• Given request
Find the lines holding the word "already" and collect them.

[Data entries]
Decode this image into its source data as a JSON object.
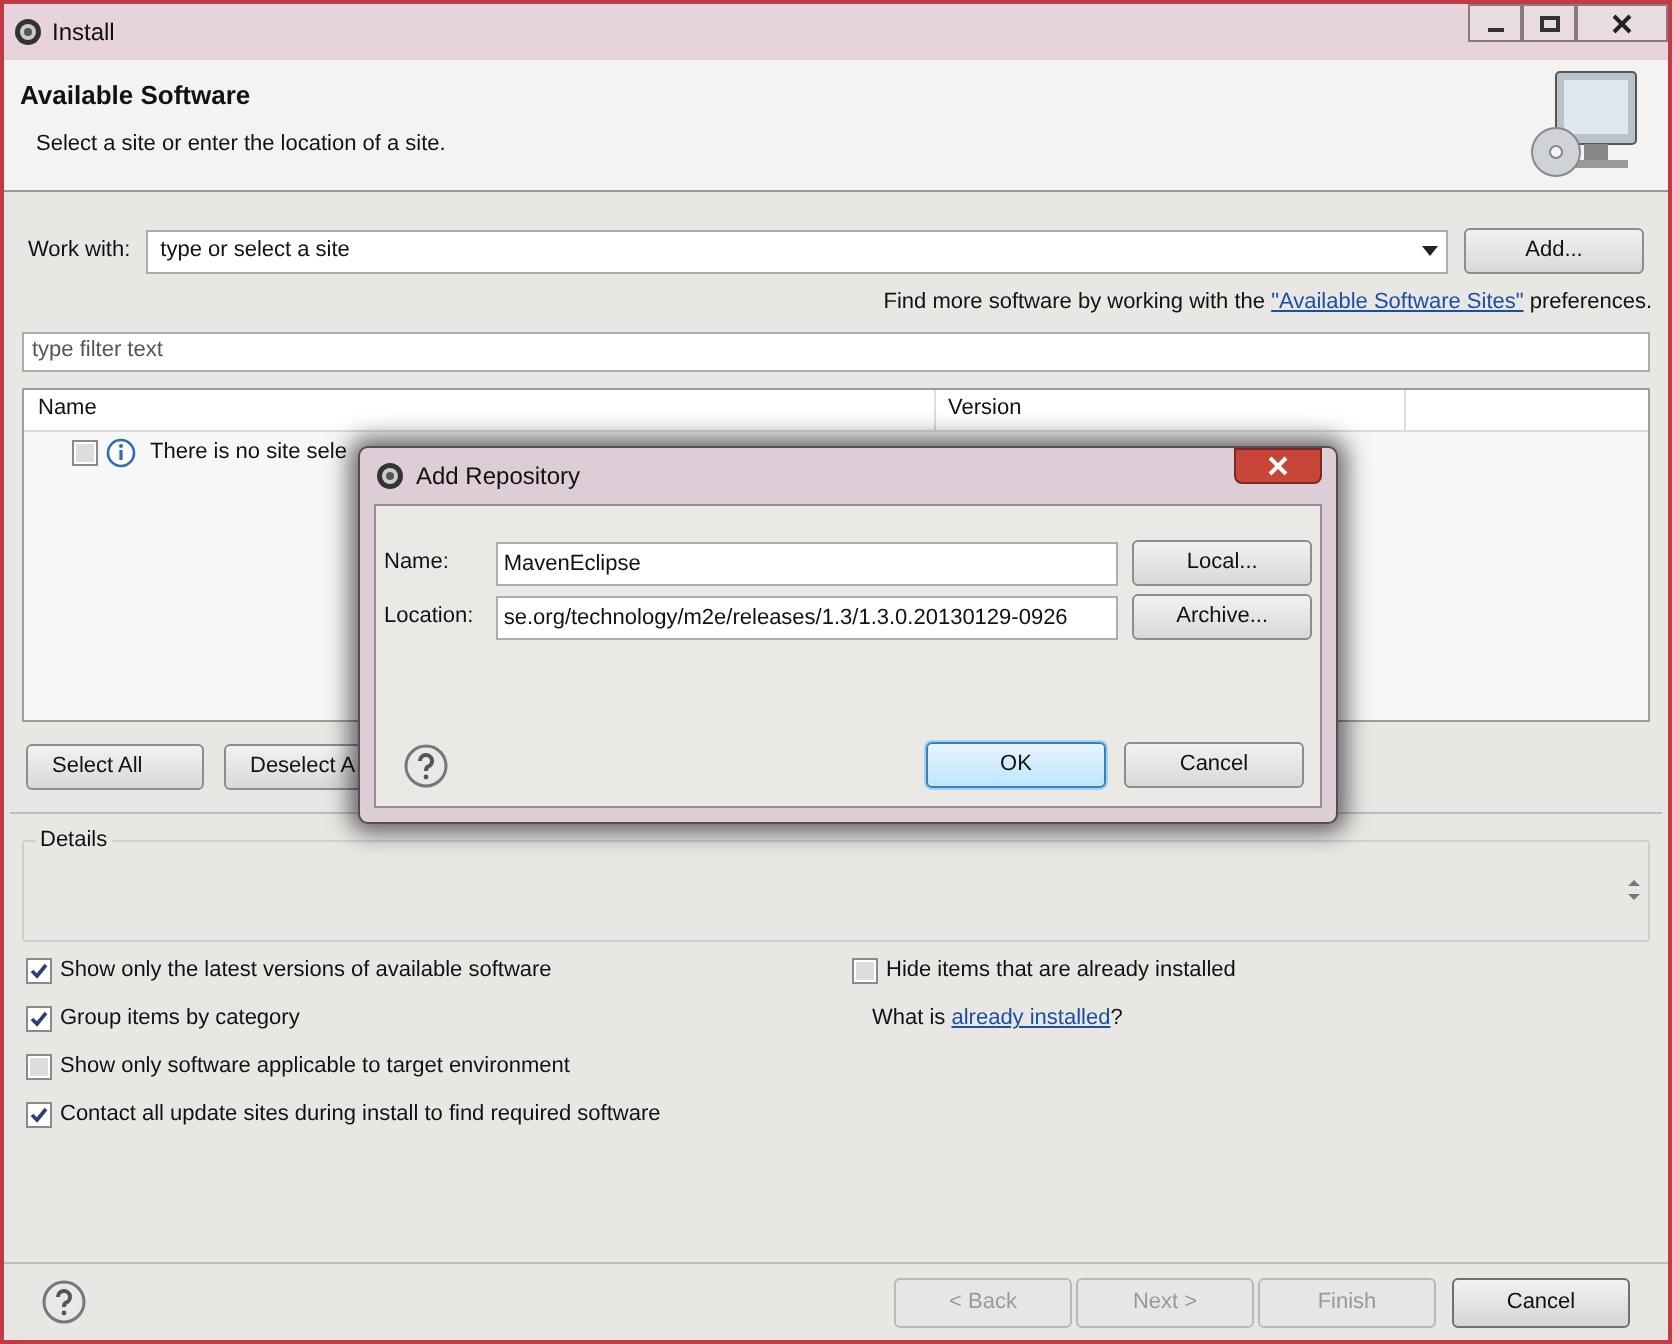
{
  "window": {
    "title": "Install"
  },
  "header": {
    "title": "Available Software",
    "subtitle": "Select a site or enter the location of a site."
  },
  "work_with": {
    "label": "Work with:",
    "placeholder": "type or select a site",
    "add_button": "Add..."
  },
  "find_more": {
    "prefix": "Find more software by working with the",
    "link": "\"Available Software Sites\"",
    "suffix": "preferences."
  },
  "filter": {
    "placeholder": "type filter text"
  },
  "table": {
    "columns": [
      "Name",
      "Version"
    ],
    "rows": [
      {
        "text": "There is no site sele",
        "checked": false
      }
    ]
  },
  "table_buttons": [
    "Select All",
    "Deselect A"
  ],
  "details": {
    "title": "Details"
  },
  "options_left": [
    {
      "label": "Show only the latest versions of available software",
      "checked": true
    },
    {
      "label": "Group items by category",
      "checked": true
    },
    {
      "label": "Show only software applicable to target environment",
      "checked": false
    },
    {
      "label": "Contact all update sites during install to find required software",
      "checked": true
    }
  ],
  "options_right": [
    {
      "label": "Hide items that are already installed",
      "checked": false
    }
  ],
  "installed_note": {
    "prefix": "What is",
    "link": "already installed",
    "suffix": "?"
  },
  "footer_buttons": [
    {
      "label": "< Back",
      "disabled": true
    },
    {
      "label": "Next >",
      "disabled": true
    },
    {
      "label": "Finish",
      "disabled": true
    },
    {
      "label": "Cancel",
      "disabled": false
    }
  ],
  "dialog": {
    "title": "Add Repository",
    "fields": [
      {
        "label": "Name:",
        "value": "MavenEclipse",
        "button": "Local..."
      },
      {
        "label": "Location:",
        "value": "se.org/technology/m2e/releases/1.3/1.3.0.20130129-0926",
        "button": "Archive..."
      }
    ],
    "buttons": [
      {
        "label": "OK",
        "selected": true
      },
      {
        "label": "Cancel",
        "selected": false
      }
    ]
  }
}
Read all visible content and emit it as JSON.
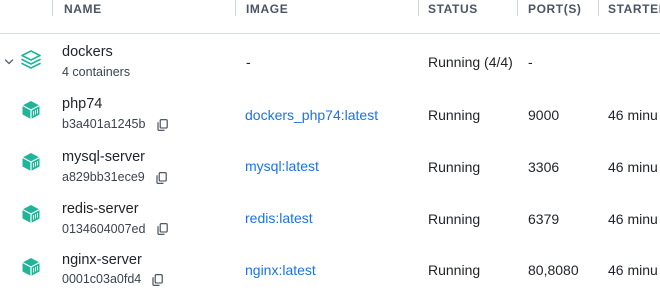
{
  "columns": {
    "name": "NAME",
    "image": "IMAGE",
    "status": "STATUS",
    "ports": "PORT(S)",
    "started": "STARTED"
  },
  "group": {
    "name": "dockers",
    "subtitle": "4 containers",
    "image": "-",
    "status": "Running (4/4)",
    "ports": "-"
  },
  "containers": [
    {
      "name": "php74",
      "id": "b3a401a1245b",
      "image": "dockers_php74:latest",
      "status": "Running",
      "ports": "9000",
      "started": "46 minu"
    },
    {
      "name": "mysql-server",
      "id": "a829bb31ece9",
      "image": "mysql:latest",
      "status": "Running",
      "ports": "3306",
      "started": "46 minu"
    },
    {
      "name": "redis-server",
      "id": "0134604007ed",
      "image": "redis:latest",
      "status": "Running",
      "ports": "6379",
      "started": "46 minu"
    },
    {
      "name": "nginx-server",
      "id": "0001c03a0fd4",
      "image": "nginx:latest",
      "status": "Running",
      "ports": "80,8080",
      "started": "46 minu"
    }
  ],
  "colors": {
    "container_icon": "#20b59a",
    "link": "#1a73e8"
  }
}
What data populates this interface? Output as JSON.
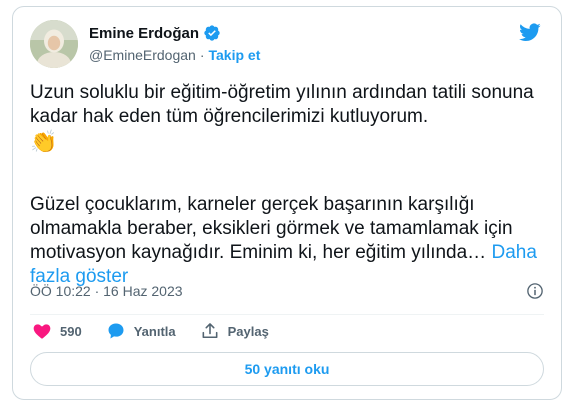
{
  "tweet": {
    "author": {
      "name": "Emine Erdoğan",
      "handle": "@EmineErdogan",
      "separator": "·",
      "follow_label": "Takip et",
      "verified": true
    },
    "text": {
      "paragraph1": "Uzun soluklu bir eğitim-öğretim yılının ardından tatili sonuna kadar hak eden tüm öğrencilerimizi kutluyorum.",
      "emoji": "👏",
      "paragraph2": "Güzel çocuklarım, karneler gerçek başarının karşılığı olmamakla beraber, eksikleri görmek ve tamamlamak için motivasyon kaynağıdır. Eminim ki, her eğitim yılında…",
      "show_more": "Daha fazla göster"
    },
    "timestamp": "ÖÖ 10:22 · 16 Haz 2023",
    "actions": {
      "like_count": "590",
      "reply_label": "Yanıtla",
      "share_label": "Paylaş"
    },
    "replies_button_label": "50 yanıtı oku"
  },
  "colors": {
    "accent": "#1d9bf0",
    "like": "#f91880",
    "text": "#0f1419",
    "muted": "#536471",
    "border": "#cfd9de"
  },
  "icons": [
    "verified-badge-icon",
    "twitter-bird-icon",
    "info-icon",
    "heart-icon",
    "reply-bubble-icon",
    "share-icon"
  ]
}
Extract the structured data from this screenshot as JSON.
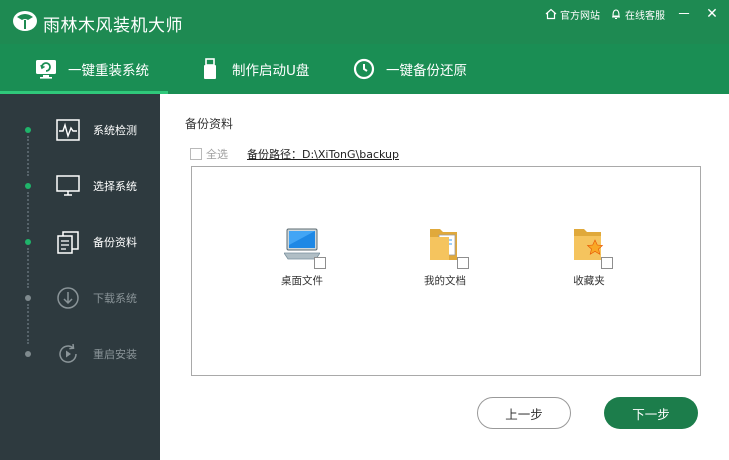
{
  "app": {
    "title": "雨林木风装机大师"
  },
  "titlebar": {
    "official_site": "官方网站",
    "online_service": "在线客服",
    "minimize": "－",
    "close": "✕"
  },
  "tabs": [
    {
      "label": "一键重装系统",
      "active": true
    },
    {
      "label": "制作启动U盘",
      "active": false
    },
    {
      "label": "一键备份还原",
      "active": false
    }
  ],
  "sidebar": {
    "steps": [
      {
        "label": "系统检测",
        "icon": "heartbeat-monitor-icon",
        "active": true
      },
      {
        "label": "选择系统",
        "icon": "monitor-icon",
        "active": true
      },
      {
        "label": "备份资料",
        "icon": "copy-documents-icon",
        "active": true
      },
      {
        "label": "下载系统",
        "icon": "download-icon",
        "active": false
      },
      {
        "label": "重启安装",
        "icon": "restart-icon",
        "active": false
      }
    ]
  },
  "main": {
    "section_title": "备份资料",
    "select_all": "全选",
    "backup_path": "备份路径：D:\\XiTonG\\backup",
    "items": [
      {
        "label": "桌面文件",
        "icon": "desktop-computer-icon",
        "checked": false
      },
      {
        "label": "我的文档",
        "icon": "documents-folder-icon",
        "checked": false
      },
      {
        "label": "收藏夹",
        "icon": "favorites-folder-icon",
        "checked": false
      }
    ],
    "prev_button": "上一步",
    "next_button": "下一步"
  },
  "colors": {
    "brand_green": "#1e8a52",
    "sidebar_bg": "#2e3a3f",
    "active_dot": "#1fb46a",
    "next_button": "#1c7d4b"
  }
}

• Exercise solution
      "label": "Hide items that are already installed",
    "link": "already installed",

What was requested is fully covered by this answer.